● **GIVEN EXERCISE**: In this exercise, reproduce all the entries that follow exactly.

● **RECORDED DATA**:
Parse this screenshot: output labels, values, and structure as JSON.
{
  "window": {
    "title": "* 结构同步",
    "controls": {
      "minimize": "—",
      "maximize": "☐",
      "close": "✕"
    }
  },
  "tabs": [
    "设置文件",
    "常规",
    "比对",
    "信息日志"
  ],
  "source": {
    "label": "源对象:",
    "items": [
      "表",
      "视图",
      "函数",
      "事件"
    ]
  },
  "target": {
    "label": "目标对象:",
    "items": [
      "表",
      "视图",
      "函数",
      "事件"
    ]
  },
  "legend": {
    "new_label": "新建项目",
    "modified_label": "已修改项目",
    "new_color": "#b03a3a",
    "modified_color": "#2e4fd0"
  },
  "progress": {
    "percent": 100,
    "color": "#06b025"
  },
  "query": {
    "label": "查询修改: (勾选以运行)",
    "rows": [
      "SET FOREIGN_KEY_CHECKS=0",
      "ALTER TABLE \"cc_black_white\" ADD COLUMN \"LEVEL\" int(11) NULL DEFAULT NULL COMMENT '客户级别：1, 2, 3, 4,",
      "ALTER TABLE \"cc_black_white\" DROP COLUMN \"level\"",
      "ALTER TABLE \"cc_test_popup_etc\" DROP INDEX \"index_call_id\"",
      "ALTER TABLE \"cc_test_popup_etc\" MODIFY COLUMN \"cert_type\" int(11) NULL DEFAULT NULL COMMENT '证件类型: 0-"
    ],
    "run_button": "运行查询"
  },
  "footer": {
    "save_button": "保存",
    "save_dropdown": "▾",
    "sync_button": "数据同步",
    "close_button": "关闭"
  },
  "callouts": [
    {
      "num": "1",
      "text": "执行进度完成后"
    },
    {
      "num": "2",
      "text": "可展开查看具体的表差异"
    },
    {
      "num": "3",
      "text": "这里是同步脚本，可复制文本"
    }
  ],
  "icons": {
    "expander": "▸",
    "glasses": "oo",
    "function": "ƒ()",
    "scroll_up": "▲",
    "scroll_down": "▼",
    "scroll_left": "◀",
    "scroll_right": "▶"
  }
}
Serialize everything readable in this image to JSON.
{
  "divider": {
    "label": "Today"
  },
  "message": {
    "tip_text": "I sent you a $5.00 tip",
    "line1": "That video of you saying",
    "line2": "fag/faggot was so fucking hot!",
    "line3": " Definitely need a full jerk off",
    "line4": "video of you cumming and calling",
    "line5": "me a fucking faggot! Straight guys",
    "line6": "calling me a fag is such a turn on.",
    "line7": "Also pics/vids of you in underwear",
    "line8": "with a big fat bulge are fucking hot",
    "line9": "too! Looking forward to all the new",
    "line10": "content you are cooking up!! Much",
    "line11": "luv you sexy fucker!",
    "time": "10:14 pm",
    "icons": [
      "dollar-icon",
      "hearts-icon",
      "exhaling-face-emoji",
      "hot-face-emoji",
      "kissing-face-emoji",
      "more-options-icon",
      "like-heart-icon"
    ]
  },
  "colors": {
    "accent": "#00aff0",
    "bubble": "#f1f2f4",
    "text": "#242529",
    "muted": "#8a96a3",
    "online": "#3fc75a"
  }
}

● **EXERCISE RESPONSE**:
Parse this screenshot: output labels, values, and structure as JSON.
{
  "window": {
    "title": "* 结构同步",
    "controls": {
      "minimize": "—",
      "maximize": "☐",
      "close": "✕"
    }
  },
  "tabs": [
    "设置文件",
    "常规",
    "比对",
    "信息日志"
  ],
  "source": {
    "label": "源对象:",
    "items": [
      "表",
      "视图",
      "函数",
      "事件"
    ]
  },
  "target": {
    "label": "目标对象:",
    "items": [
      "表",
      "视图",
      "函数",
      "事件"
    ]
  },
  "legend": {
    "new_label": "新建项目",
    "modified_label": "已修改项目",
    "new_color": "#b03a3a",
    "modified_color": "#2e4fd0"
  },
  "progress": {
    "percent": 100,
    "color": "#06b025"
  },
  "query": {
    "label": "查询修改: (勾选以运行)",
    "rows": [
      "SET FOREIGN_KEY_CHECKS=0",
      "ALTER TABLE \"cc_black_white\" ADD COLUMN \"LEVEL\" int(11) NULL DEFAULT NULL COMMENT '客户级别：1, 2, 3, 4,",
      "ALTER TABLE \"cc_black_white\" DROP COLUMN \"level\"",
      "ALTER TABLE \"cc_test_popup_etc\" DROP INDEX \"index_call_id\"",
      "ALTER TABLE \"cc_test_popup_etc\" MODIFY COLUMN \"cert_type\" int(11) NULL DEFAULT NULL COMMENT '证件类型: 0-"
    ],
    "run_button": "运行查询"
  },
  "footer": {
    "save_button": "保存",
    "save_dropdown": "▾",
    "sync_button": "数据同步",
    "close_button": "关闭"
  },
  "callouts": [
    {
      "num": "1",
      "text": "执行进度完成后"
    },
    {
      "num": "2",
      "text": "可展开查看具体的表差异"
    },
    {
      "num": "3",
      "text": "这里是同步脚本，可复制文本"
    }
  ],
  "icons": {
    "expander": "▸",
    "glasses": "oo",
    "function": "ƒ()",
    "scroll_up": "▲",
    "scroll_down": "▼",
    "scroll_left": "◀",
    "scroll_right": "▶"
  }
}
Serialize everything readable in this image to JSON.
{
  "divider": {
    "label": "Today"
  },
  "message": {
    "tip_text": "I sent you a $5.00 tip",
    "line1": "That video of you saying",
    "line2": "fag/faggot was so fucking hot!",
    "line3": " Definitely need a full jerk off",
    "line4": "video of you cumming and calling",
    "line5": "me a fucking faggot! Straight guys",
    "line6": "calling me a fag is such a turn on.",
    "line7": "Also pics/vids of you in underwear",
    "line8": "with a big fat bulge are fucking hot",
    "line9": "too! Looking forward to all the new",
    "line10": "content you are cooking up!! Much",
    "line11": "luv you sexy fucker!",
    "time": "10:14 pm",
    "icons": [
      "dollar-icon",
      "hearts-icon",
      "exhaling-face-emoji",
      "hot-face-emoji",
      "kissing-face-emoji",
      "more-options-icon",
      "like-heart-icon"
    ]
  },
  "colors": {
    "accent": "#00aff0",
    "bubble": "#f1f2f4",
    "text": "#242529",
    "muted": "#8a96a3",
    "online": "#3fc75a"
  }
}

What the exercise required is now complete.